Records
Start
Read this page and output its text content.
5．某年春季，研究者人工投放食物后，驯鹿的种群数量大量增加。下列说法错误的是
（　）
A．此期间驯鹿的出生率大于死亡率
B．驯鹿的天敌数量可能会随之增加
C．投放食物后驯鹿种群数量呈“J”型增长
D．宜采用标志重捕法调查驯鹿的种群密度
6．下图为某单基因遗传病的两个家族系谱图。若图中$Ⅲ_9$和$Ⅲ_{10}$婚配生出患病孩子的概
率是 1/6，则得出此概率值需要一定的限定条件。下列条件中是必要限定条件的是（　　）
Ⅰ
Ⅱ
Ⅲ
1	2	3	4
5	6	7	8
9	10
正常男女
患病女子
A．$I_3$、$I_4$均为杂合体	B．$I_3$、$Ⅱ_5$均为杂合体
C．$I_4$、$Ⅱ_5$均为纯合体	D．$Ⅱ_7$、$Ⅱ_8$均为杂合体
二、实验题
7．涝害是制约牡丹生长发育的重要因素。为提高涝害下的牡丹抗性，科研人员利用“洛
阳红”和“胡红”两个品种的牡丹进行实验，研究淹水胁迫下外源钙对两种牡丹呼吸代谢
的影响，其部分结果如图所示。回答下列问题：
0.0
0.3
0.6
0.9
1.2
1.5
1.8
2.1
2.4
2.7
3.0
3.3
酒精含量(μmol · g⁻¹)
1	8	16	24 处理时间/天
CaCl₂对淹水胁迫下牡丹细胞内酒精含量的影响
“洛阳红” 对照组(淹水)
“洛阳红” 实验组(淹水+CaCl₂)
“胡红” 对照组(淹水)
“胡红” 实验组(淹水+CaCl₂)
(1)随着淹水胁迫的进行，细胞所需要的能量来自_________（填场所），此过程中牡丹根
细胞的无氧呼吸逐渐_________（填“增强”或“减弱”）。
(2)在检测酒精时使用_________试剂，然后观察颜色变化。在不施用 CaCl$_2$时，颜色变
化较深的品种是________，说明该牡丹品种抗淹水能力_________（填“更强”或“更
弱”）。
End
Return all lines of the material above in which the word "均为杂合体" occurs.

A．$I_3$、$I_4$均为杂合体	B．$I_3$、$Ⅱ_5$均为杂合体
C．$I_4$、$Ⅱ_5$均为纯合体	D．$Ⅱ_7$、$Ⅱ_8$均为杂合体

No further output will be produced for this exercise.